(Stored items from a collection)
........
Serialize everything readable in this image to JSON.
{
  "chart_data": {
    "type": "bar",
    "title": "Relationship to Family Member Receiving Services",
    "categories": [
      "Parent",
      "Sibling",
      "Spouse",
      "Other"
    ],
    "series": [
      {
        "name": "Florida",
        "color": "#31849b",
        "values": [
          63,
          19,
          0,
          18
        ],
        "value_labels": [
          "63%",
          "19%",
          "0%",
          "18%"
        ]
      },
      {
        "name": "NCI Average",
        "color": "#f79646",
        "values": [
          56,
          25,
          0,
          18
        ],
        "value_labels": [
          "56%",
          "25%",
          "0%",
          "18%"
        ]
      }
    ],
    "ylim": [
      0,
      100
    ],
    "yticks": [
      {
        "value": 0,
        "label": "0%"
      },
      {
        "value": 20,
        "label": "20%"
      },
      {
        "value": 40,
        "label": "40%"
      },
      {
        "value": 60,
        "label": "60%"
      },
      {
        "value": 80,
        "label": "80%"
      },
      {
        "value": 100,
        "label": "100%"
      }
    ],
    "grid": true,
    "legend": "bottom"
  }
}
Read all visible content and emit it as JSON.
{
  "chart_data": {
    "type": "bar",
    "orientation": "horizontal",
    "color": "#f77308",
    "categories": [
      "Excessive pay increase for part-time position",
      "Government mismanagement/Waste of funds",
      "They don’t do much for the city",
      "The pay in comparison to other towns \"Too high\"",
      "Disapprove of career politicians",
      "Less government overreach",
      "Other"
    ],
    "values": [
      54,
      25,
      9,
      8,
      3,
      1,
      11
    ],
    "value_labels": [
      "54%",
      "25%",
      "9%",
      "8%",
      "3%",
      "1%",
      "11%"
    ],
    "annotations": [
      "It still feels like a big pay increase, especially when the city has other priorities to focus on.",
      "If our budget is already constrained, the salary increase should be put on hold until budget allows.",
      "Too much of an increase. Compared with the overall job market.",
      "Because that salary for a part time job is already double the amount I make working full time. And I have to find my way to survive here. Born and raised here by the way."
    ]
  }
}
........
Retype the material in full, character for character.

Serialize everything readable in this image to JSON.
{
  "chart_data": {
    "type": "bar",
    "title": "Relationship to Family Member Receiving Services",
    "categories": [
      "Parent",
      "Sibling",
      "Spouse",
      "Other"
    ],
    "series": [
      {
        "name": "Florida",
        "color": "#31849b",
        "values": [
          63,
          19,
          0,
          18
        ],
        "value_labels": [
          "63%",
          "19%",
          "0%",
          "18%"
        ]
      },
      {
        "name": "NCI Average",
        "color": "#f79646",
        "values": [
          56,
          25,
          0,
          18
        ],
        "value_labels": [
          "56%",
          "25%",
          "0%",
          "18%"
        ]
      }
    ],
    "ylim": [
      0,
      100
    ],
    "yticks": [
      {
        "value": 0,
        "label": "0%"
      },
      {
        "value": 20,
        "label": "20%"
      },
      {
        "value": 40,
        "label": "40%"
      },
      {
        "value": 60,
        "label": "60%"
      },
      {
        "value": 80,
        "label": "80%"
      },
      {
        "value": 100,
        "label": "100%"
      }
    ],
    "grid": true,
    "legend": "bottom"
  }
}
Read all visible content and emit it as JSON.
{
  "chart_data": {
    "type": "bar",
    "orientation": "horizontal",
    "color": "#f77308",
    "categories": [
      "Excessive pay increase for part-time position",
      "Government mismanagement/Waste of funds",
      "They don’t do much for the city",
      "The pay in comparison to other towns \"Too high\"",
      "Disapprove of career politicians",
      "Less government overreach",
      "Other"
    ],
    "values": [
      54,
      25,
      9,
      8,
      3,
      1,
      11
    ],
    "value_labels": [
      "54%",
      "25%",
      "9%",
      "8%",
      "3%",
      "1%",
      "11%"
    ],
    "annotations": [
      "It still feels like a big pay increase, especially when the city has other priorities to focus on.",
      "If our budget is already constrained, the salary increase should be put on hold until budget allows.",
      "Too much of an increase. Compared with the overall job market.",
      "Because that salary for a part time job is already double the amount I make working full time. And I have to find my way to survive here. Born and raised here by the way."
    ]
  }
}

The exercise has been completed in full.